===== Exercise data =====

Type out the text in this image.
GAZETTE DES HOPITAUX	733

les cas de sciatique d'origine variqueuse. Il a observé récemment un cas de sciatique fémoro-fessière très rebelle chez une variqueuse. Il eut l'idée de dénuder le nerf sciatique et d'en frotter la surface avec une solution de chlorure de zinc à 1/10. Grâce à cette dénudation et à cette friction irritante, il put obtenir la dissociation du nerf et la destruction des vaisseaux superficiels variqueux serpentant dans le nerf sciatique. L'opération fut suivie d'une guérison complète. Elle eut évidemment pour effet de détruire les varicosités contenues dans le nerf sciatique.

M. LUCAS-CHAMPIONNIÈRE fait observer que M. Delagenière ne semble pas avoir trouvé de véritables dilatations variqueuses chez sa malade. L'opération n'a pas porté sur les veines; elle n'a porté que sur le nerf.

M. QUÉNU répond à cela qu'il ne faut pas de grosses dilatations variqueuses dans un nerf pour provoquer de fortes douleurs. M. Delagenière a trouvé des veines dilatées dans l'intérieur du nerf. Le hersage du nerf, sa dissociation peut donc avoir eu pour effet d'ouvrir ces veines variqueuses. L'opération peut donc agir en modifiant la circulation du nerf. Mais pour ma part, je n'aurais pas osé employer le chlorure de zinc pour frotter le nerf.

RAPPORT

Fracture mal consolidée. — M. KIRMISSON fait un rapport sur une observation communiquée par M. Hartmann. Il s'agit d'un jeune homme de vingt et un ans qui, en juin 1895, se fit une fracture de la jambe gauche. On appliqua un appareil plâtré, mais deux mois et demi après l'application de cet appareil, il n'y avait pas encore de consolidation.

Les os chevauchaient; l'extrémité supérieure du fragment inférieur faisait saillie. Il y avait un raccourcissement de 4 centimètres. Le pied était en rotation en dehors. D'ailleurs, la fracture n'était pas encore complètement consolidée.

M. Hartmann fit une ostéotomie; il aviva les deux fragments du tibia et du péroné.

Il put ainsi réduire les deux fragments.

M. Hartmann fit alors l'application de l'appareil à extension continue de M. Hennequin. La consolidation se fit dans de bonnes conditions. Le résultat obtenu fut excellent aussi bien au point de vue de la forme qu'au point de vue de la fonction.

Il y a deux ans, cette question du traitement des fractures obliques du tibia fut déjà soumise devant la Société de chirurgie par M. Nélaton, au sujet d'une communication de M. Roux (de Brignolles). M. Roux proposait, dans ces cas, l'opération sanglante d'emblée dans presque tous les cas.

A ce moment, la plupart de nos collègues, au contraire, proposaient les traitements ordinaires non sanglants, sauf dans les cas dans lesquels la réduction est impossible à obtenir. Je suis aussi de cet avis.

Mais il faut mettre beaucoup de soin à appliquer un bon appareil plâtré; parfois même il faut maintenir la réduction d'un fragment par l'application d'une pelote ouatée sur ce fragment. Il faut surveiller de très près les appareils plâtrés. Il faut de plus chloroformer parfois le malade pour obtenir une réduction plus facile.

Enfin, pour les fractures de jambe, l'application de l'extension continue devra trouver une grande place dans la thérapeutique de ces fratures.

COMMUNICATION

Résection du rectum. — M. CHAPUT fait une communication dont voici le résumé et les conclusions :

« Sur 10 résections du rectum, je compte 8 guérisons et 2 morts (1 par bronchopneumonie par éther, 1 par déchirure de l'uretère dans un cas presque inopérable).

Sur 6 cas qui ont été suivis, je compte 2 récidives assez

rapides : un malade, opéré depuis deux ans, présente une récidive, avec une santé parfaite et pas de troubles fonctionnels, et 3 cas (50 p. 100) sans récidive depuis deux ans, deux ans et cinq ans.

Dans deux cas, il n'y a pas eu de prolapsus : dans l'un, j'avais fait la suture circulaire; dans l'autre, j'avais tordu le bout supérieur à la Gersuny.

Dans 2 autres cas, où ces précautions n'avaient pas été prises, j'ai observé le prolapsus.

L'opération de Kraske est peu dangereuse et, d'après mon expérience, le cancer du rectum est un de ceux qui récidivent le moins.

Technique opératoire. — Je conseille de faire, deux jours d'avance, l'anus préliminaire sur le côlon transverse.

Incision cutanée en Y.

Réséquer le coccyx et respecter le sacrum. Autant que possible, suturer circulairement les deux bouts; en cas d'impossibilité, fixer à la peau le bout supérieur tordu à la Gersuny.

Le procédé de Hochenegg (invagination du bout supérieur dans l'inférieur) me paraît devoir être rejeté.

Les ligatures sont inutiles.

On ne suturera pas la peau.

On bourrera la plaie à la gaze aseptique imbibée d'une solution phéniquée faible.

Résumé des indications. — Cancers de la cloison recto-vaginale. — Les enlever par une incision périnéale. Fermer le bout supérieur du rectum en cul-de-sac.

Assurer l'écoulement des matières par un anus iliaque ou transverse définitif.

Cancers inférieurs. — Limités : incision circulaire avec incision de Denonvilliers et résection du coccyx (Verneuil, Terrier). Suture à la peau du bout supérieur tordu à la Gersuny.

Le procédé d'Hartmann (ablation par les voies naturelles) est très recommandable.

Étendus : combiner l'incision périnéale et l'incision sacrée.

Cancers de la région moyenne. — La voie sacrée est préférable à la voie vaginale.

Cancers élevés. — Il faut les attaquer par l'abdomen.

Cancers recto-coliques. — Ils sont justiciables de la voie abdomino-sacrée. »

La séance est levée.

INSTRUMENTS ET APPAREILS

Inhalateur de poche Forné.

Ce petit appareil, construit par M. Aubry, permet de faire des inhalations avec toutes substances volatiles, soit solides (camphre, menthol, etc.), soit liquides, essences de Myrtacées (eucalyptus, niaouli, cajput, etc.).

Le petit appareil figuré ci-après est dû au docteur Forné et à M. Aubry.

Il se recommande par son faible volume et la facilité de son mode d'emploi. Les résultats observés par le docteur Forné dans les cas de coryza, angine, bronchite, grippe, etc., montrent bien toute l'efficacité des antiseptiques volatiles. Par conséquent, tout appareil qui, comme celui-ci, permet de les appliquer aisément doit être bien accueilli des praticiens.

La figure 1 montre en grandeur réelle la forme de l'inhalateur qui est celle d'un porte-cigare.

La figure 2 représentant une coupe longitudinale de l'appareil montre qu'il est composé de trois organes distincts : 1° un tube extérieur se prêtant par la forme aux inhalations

=====

Extract the full listing and reproduce each line exactly.

## Problem solution:
Type out the text in this image.
GAZETTE DES HOPITAUX	733

les cas de sciatique d'origine variqueuse. Il a observé récemment un cas de sciatique fémoro-fessière très rebelle chez une variqueuse. Il eut l'idée de dénuder le nerf sciatique et d'en frotter la surface avec une solution de chlorure de zinc à 1/10. Grâce à cette dénudation et à cette friction irritante, il put obtenir la dissociation du nerf et la destruction des vaisseaux superficiels variqueux serpentant dans le nerf sciatique. L'opération fut suivie d'une guérison complète. Elle eut évidemment pour effet de détruire les varicosités contenues dans le nerf sciatique.

M. LUCAS-CHAMPIONNIÈRE fait observer que M. Delagenière ne semble pas avoir trouvé de véritables dilatations variqueuses chez sa malade. L'opération n'a pas porté sur les veines; elle n'a porté que sur le nerf.

M. QUÉNU répond à cela qu'il ne faut pas de grosses dilatations variqueuses dans un nerf pour provoquer de fortes douleurs. M. Delagenière a trouvé des veines dilatées dans l'intérieur du nerf. Le hersage du nerf, sa dissociation peut donc avoir eu pour effet d'ouvrir ces veines variqueuses. L'opération peut donc agir en modifiant la circulation du nerf. Mais pour ma part, je n'aurais pas osé employer le chlorure de zinc pour frotter le nerf.

RAPPORT

Fracture mal consolidée. — M. KIRMISSON fait un rapport sur une observation communiquée par M. Hartmann. Il s'agit d'un jeune homme de vingt et un ans qui, en juin 1895, se fit une fracture de la jambe gauche. On appliqua un appareil plâtré, mais deux mois et demi après l'application de cet appareil, il n'y avait pas encore de consolidation.

Les os chevauchaient; l'extrémité supérieure du fragment inférieur faisait saillie. Il y avait un raccourcissement de 4 centimètres. Le pied était en rotation en dehors. D'ailleurs, la fracture n'était pas encore complètement consolidée.

M. Hartmann fit une ostéotomie; il aviva les deux fragments du tibia et du péroné.

Il put ainsi réduire les deux fragments.

M. Hartmann fit alors l'application de l'appareil à extension continue de M. Hennequin. La consolidation se fit dans de bonnes conditions. Le résultat obtenu fut excellent aussi bien au point de vue de la forme qu'au point de vue de la fonction.

Il y a deux ans, cette question du traitement des fractures obliques du tibia fut déjà soumise devant la Société de chirurgie par M. Nélaton, au sujet d'une communication de M. Roux (de Brignolles). M. Roux proposait, dans ces cas, l'opération sanglante d'emblée dans presque tous les cas.

A ce moment, la plupart de nos collègues, au contraire, proposaient les traitements ordinaires non sanglants, sauf dans les cas dans lesquels la réduction est impossible à obtenir. Je suis aussi de cet avis.

Mais il faut mettre beaucoup de soin à appliquer un bon appareil plâtré; parfois même il faut maintenir la réduction d'un fragment par l'application d'une pelote ouatée sur ce fragment. Il faut surveiller de très près les appareils plâtrés. Il faut de plus chloroformer parfois le malade pour obtenir une réduction plus facile.

Enfin, pour les fractures de jambe, l'application de l'extension continue devra trouver une grande place dans la thérapeutique de ces fratures.

COMMUNICATION

Résection du rectum. — M. CHAPUT fait une communication dont voici le résumé et les conclusions :

« Sur 10 résections du rectum, je compte 8 guérisons et 2 morts (1 par bronchopneumonie par éther, 1 par déchirure de l'uretère dans un cas presque inopérable).

Sur 6 cas qui ont été suivis, je compte 2 récidives assez

rapides : un malade, opéré depuis deux ans, présente une récidive, avec une santé parfaite et pas de troubles fonctionnels, et 3 cas (50 p. 100) sans récidive depuis deux ans, deux ans et cinq ans.

Dans deux cas, il n'y a pas eu de prolapsus : dans l'un, j'avais fait la suture circulaire; dans l'autre, j'avais tordu le bout supérieur à la Gersuny.

Dans 2 autres cas, où ces précautions n'avaient pas été prises, j'ai observé le prolapsus.

L'opération de Kraske est peu dangereuse et, d'après mon expérience, le cancer du rectum est un de ceux qui récidivent le moins.

Technique opératoire. — Je conseille de faire, deux jours d'avance, l'anus préliminaire sur le côlon transverse.

Incision cutanée en Y.

Réséquer le coccyx et respecter le sacrum. Autant que possible, suturer circulairement les deux bouts; en cas d'impossibilité, fixer à la peau le bout supérieur tordu à la Gersuny.

Le procédé de Hochenegg (invagination du bout supérieur dans l'inférieur) me paraît devoir être rejeté.

Les ligatures sont inutiles.

On ne suturera pas la peau.

On bourrera la plaie à la gaze aseptique imbibée d'une solution phéniquée faible.

Résumé des indications. — Cancers de la cloison recto-vaginale. — Les enlever par une incision périnéale. Fermer le bout supérieur du rectum en cul-de-sac.

Assurer l'écoulement des matières par un anus iliaque ou transverse définitif.

Cancers inférieurs. — Limités : incision circulaire avec incision de Denonvilliers et résection du coccyx (Verneuil, Terrier). Suture à la peau du bout supérieur tordu à la Gersuny.

Le procédé d'Hartmann (ablation par les voies naturelles) est très recommandable.

Étendus : combiner l'incision périnéale et l'incision sacrée.

Cancers de la région moyenne. — La voie sacrée est préférable à la voie vaginale.

Cancers élevés. — Il faut les attaquer par l'abdomen.

Cancers recto-coliques. — Ils sont justiciables de la voie abdomino-sacrée. »

La séance est levée.

INSTRUMENTS ET APPAREILS

Inhalateur de poche Forné.

Ce petit appareil, construit par M. Aubry, permet de faire des inhalations avec toutes substances volatiles, soit solides (camphre, menthol, etc.), soit liquides, essences de Myrtacées (eucalyptus, niaouli, cajput, etc.).

Le petit appareil figuré ci-après est dû au docteur Forné et à M. Aubry.

Il se recommande par son faible volume et la facilité de son mode d'emploi. Les résultats observés par le docteur Forné dans les cas de coryza, angine, bronchite, grippe, etc., montrent bien toute l'efficacité des antiseptiques volatiles. Par conséquent, tout appareil qui, comme celui-ci, permet de les appliquer aisément doit être bien accueilli des praticiens.

La figure 1 montre en grandeur réelle la forme de l'inhalateur qui est celle d'un porte-cigare.

La figure 2 représentant une coupe longitudinale de l'appareil montre qu'il est composé de trois organes distincts : 1° un tube extérieur se prêtant par la forme aux inhalations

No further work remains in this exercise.